> _Article_:
= = = = = = =
Faced With New Threats, Businesses Turn to Industrial Warfare

Faced With New Threats, Businesses Turn to Industrial Warfare.

A system inspired by Chinese martial arts helps companies even the playing field when facing competitors who follow no rules.

 

One of the greatest threats to businesses in the Western world is a culture that makes them unable to compete with countries that don’t play by the same rules. A system has already changed the culture of businesses in the United Kingdom, and has recently been released in the United States.

It began in 2005 when the British government was looking for a training program that could help U.K.-based companies continually improve. According to John Bradley, who at the time worked for the British government’s National Skills Academy, “We were helping companies become globally competitive through learning new skills.”

It was around that time when Bradley was approached by Amar Manzoor, founder of 7Tao, a U.K.-based company that trains businesses on the art of industrial warfare. Bradley decided to give Amar’s program a shot, and he said, “It was transformational to businesses” in the United Kingdom.

7Tao was designed to replace and go far beyond Six Sigma, which is a set of techniques and tools for business improvement. The system, designed in 1986, is the current standard used by most Western companies.

Many businesses are having trouble with Six Sigma, however, since the nature of global competition has changed dramatically since 1986. Bradley said in an interview, “[7Tao] can outperform Six Sigma, completely, because it’s looking at all the internal and external elements of a business. I don’t think there is anything out there that even comes close to it.”

“Most people don’t even consider they’re in the game, let alone a war of strategy,” Bradley said.
= = = = = = =
[Bounding box annotations]
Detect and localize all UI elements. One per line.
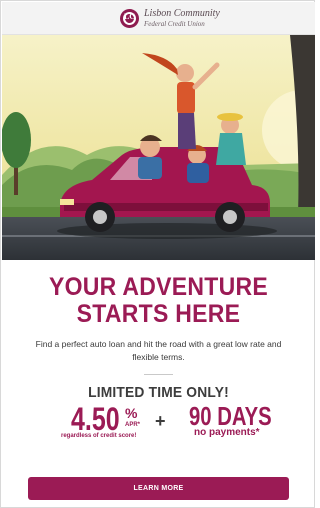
logo-monogram: LC [123,12,136,21]
days-value: 90 DAYS [189,401,272,431]
hero-illustration [2,35,315,260]
section-divider [144,374,173,375]
tree-crown [2,112,31,168]
limited-time-label: LIMITED TIME ONLY! [88,384,229,401]
headline-line-1: YOUR ADVENTURE [49,273,268,301]
kid-shirt [187,163,209,183]
credit-union-logo-icon: LC [120,9,139,28]
brand-subtitle: Federal Credit Union [144,20,205,28]
brand-name: Lisbon Community [144,8,220,19]
woman-pants [178,113,196,149]
rear-hub [223,210,237,224]
plus-sign: + [155,411,166,431]
headline-line-2: STARTS HERE [76,300,241,328]
woman-head [176,64,194,82]
woman-top [177,82,195,114]
driver-shirt [138,157,162,179]
road-trip-illustration [2,35,315,260]
no-payments-caption: no payments* [194,427,260,438]
girl-shirt [216,133,246,165]
girl-hat [217,113,243,121]
rate-apr-label: APR* [125,422,141,428]
learn-more-button[interactable]: LEARN MORE [28,477,289,500]
email-frame: LC Lisbon Community Federal Credit Union [0,0,315,508]
header-bar: LC Lisbon Community Federal Credit Union [2,2,315,35]
promo-description: Find a perfect auto loan and hit the roa… [35,339,282,362]
car-headlight [60,199,74,205]
rate-value: 4.50 [71,401,120,437]
rate-percent-sign: % [125,405,138,421]
rate-disclaimer: regardless of credit score! [61,433,137,439]
front-hub [93,210,107,224]
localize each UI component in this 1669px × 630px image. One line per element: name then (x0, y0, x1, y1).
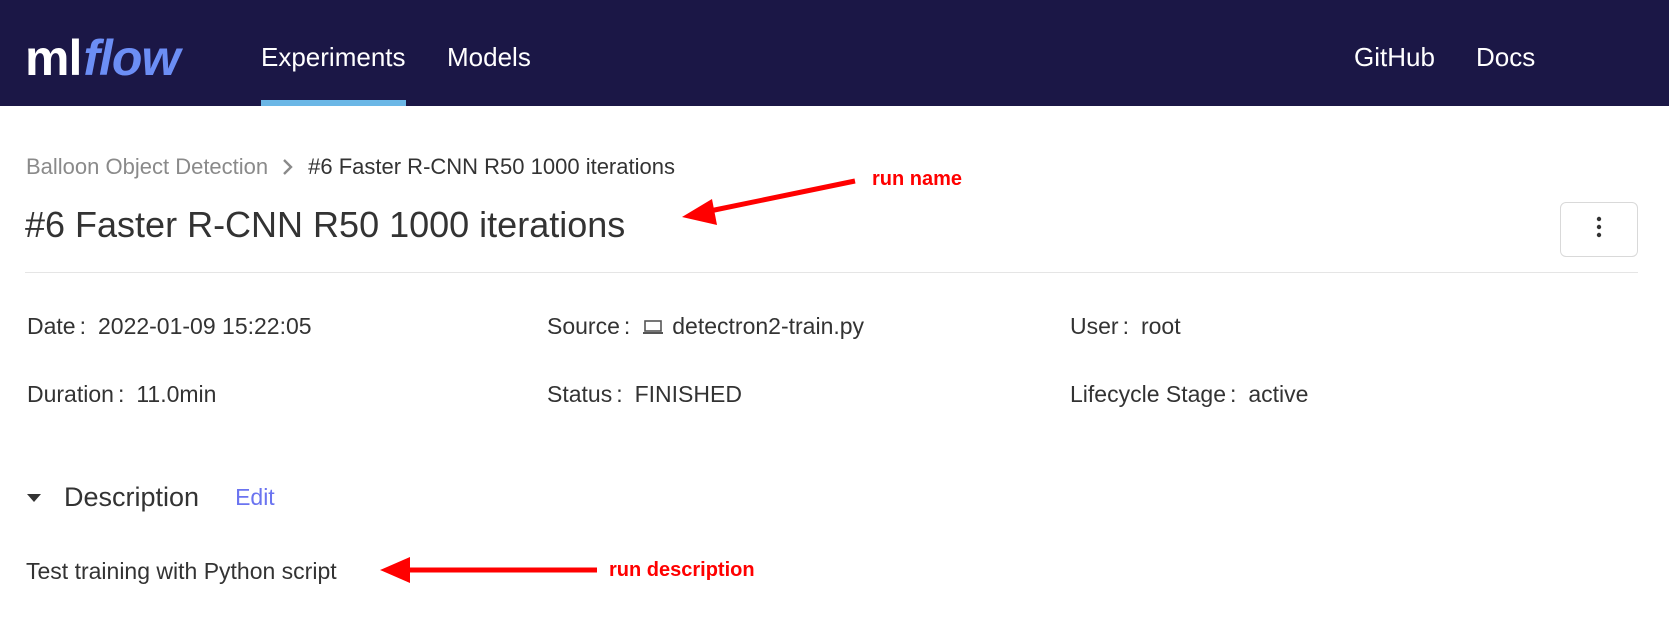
annotation-arrows (380, 178, 856, 583)
run-description-arrow (380, 557, 597, 583)
run-name-arrow (682, 178, 856, 225)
= = = = = = =
> _Exercise task 1_: In the article on industrial warfare, what year was Six Sigma designed?
> _Exercise task 2_: Continue the article on industrial warfare, picking up right after its final sentence.

> _Answer 1_: 1986

> _Answer 2_:
According to Manzoor, in a new business environment shaped by the threats of Chinese espionage, cyberattacks, and cheap manufacturing, he and his team designed 7Tao to allow Western companies to stay in the game without sacrificing their values.

“We are in the center of an industrial war—the war for industrial dominance,” Manzoor said, in a phone interview.

 

The Economic Dream

The global economy has been in an unusual state for several decades, and this environment will soon change, according to British author and economic commentator Fred Harrison.

After World War II, the Western economy was able to dominate the global market because “they had no real competition,” Harrison said in a phone interview.

It was a global economy, which excluded Russia and Eastern Europe, which was then ruled by the Soviet Union, as well as communist China. Africa, South America, and Southeast Asia had very small footprints.

Western companies are faced with a new question, he said, “How are we going to defend against the Chinese low-cost production?” Western companies are disadvantaged, since high costs and low production make it difficult to compete against an adversary that relies on low costs and high production, while not playing by any rules.

Harrison said, however, that 7Tao could change this dynamic, noting “It lives up to what’s on the tin, as it were.”

7Tao works by changing the business culture, and while it’s designed to compete with modern Chinese business practices, it ironically pulls its attack and defense methods from ancient Chinese martial arts.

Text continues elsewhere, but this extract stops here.